WRITTEN REQUEST:
What follows is a listing to be transcribed exactly.
------------------------
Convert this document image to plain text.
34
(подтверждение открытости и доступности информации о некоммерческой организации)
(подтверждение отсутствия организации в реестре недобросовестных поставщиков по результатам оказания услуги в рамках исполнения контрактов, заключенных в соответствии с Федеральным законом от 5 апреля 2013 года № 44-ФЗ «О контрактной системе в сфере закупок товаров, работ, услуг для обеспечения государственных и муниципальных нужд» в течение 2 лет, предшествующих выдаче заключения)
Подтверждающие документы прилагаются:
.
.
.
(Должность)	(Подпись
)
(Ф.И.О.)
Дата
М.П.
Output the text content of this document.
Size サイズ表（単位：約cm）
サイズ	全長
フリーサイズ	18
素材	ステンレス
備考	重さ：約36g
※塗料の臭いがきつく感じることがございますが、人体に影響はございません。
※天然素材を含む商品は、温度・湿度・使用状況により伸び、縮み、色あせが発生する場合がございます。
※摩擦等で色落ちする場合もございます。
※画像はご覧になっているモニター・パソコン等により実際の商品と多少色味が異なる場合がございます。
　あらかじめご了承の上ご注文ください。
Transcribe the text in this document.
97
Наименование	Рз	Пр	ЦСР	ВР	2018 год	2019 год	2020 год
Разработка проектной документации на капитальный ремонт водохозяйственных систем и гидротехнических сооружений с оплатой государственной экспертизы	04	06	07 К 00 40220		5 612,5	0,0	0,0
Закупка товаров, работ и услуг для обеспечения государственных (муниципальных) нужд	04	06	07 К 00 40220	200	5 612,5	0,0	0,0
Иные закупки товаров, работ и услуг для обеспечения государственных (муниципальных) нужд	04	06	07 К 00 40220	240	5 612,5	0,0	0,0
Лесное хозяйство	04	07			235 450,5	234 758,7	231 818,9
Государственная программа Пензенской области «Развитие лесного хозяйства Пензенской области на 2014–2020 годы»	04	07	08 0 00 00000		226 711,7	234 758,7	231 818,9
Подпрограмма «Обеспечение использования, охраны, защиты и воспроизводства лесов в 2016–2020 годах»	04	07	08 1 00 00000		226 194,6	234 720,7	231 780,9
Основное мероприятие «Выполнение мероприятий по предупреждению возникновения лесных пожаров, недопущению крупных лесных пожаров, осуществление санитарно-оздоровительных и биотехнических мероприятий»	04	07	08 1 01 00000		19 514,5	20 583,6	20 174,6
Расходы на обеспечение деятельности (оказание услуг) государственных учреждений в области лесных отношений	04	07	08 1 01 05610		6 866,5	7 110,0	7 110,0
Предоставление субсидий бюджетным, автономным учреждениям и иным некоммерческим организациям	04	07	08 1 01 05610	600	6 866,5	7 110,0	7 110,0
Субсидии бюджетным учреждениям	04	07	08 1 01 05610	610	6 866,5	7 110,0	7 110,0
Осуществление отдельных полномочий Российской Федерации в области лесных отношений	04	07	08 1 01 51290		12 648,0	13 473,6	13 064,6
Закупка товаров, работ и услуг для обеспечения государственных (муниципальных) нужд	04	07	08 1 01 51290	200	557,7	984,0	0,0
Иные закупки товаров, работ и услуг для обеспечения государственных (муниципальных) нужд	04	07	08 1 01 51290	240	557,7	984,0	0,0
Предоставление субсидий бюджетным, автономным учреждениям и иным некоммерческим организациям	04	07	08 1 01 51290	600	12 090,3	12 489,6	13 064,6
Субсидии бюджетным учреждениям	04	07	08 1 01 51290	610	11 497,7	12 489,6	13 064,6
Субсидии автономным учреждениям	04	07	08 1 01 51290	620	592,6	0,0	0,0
------------------------
THE RESULT:
Convert this document image to plain text.
34
(подтверждение открытости и доступности информации о некоммерческой организации)
(подтверждение отсутствия организации в реестре недобросовестных поставщиков по результатам оказания услуги в рамках исполнения контрактов, заключенных в соответствии с Федеральным законом от 5 апреля 2013 года № 44-ФЗ «О контрактной системе в сфере закупок товаров, работ, услуг для обеспечения государственных и муниципальных нужд» в течение 2 лет, предшествующих выдаче заключения)
Подтверждающие документы прилагаются:
.
.
.
(Должность)	(Подпись
)
(Ф.И.О.)
Дата
М.П.
Output the text content of this document.
Size サイズ表（単位：約cm）
サイズ	全長
フリーサイズ	18
素材	ステンレス
備考	重さ：約36g
※塗料の臭いがきつく感じることがございますが、人体に影響はございません。
※天然素材を含む商品は、温度・湿度・使用状況により伸び、縮み、色あせが発生する場合がございます。
※摩擦等で色落ちする場合もございます。
※画像はご覧になっているモニター・パソコン等により実際の商品と多少色味が異なる場合がございます。
　あらかじめご了承の上ご注文ください。
Transcribe the text in this document.
97
Наименование	Рз	Пр	ЦСР	ВР	2018 год	2019 год	2020 год
Разработка проектной документации на капитальный ремонт водохозяйственных систем и гидротехнических сооружений с оплатой государственной экспертизы	04	06	07 К 00 40220		5 612,5	0,0	0,0
Закупка товаров, работ и услуг для обеспечения государственных (муниципальных) нужд	04	06	07 К 00 40220	200	5 612,5	0,0	0,0
Иные закупки товаров, работ и услуг для обеспечения государственных (муниципальных) нужд	04	06	07 К 00 40220	240	5 612,5	0,0	0,0
Лесное хозяйство	04	07			235 450,5	234 758,7	231 818,9
Государственная программа Пензенской области «Развитие лесного хозяйства Пензенской области на 2014–2020 годы»	04	07	08 0 00 00000		226 711,7	234 758,7	231 818,9
Подпрограмма «Обеспечение использования, охраны, защиты и воспроизводства лесов в 2016–2020 годах»	04	07	08 1 00 00000		226 194,6	234 720,7	231 780,9
Основное мероприятие «Выполнение мероприятий по предупреждению возникновения лесных пожаров, недопущению крупных лесных пожаров, осуществление санитарно-оздоровительных и биотехнических мероприятий»	04	07	08 1 01 00000		19 514,5	20 583,6	20 174,6
Расходы на обеспечение деятельности (оказание услуг) государственных учреждений в области лесных отношений	04	07	08 1 01 05610		6 866,5	7 110,0	7 110,0
Предоставление субсидий бюджетным, автономным учреждениям и иным некоммерческим организациям	04	07	08 1 01 05610	600	6 866,5	7 110,0	7 110,0
Субсидии бюджетным учреждениям	04	07	08 1 01 05610	610	6 866,5	7 110,0	7 110,0
Осуществление отдельных полномочий Российской Федерации в области лесных отношений	04	07	08 1 01 51290		12 648,0	13 473,6	13 064,6
Закупка товаров, работ и услуг для обеспечения государственных (муниципальных) нужд	04	07	08 1 01 51290	200	557,7	984,0	0,0
Иные закупки товаров, работ и услуг для обеспечения государственных (муниципальных) нужд	04	07	08 1 01 51290	240	557,7	984,0	0,0
Предоставление субсидий бюджетным, автономным учреждениям и иным некоммерческим организациям	04	07	08 1 01 51290	600	12 090,3	12 489,6	13 064,6
Субсидии бюджетным учреждениям	04	07	08 1 01 51290	610	11 497,7	12 489,6	13 064,6
Субсидии автономным учреждениям	04	07	08 1 01 51290	620	592,6	0,0	0,0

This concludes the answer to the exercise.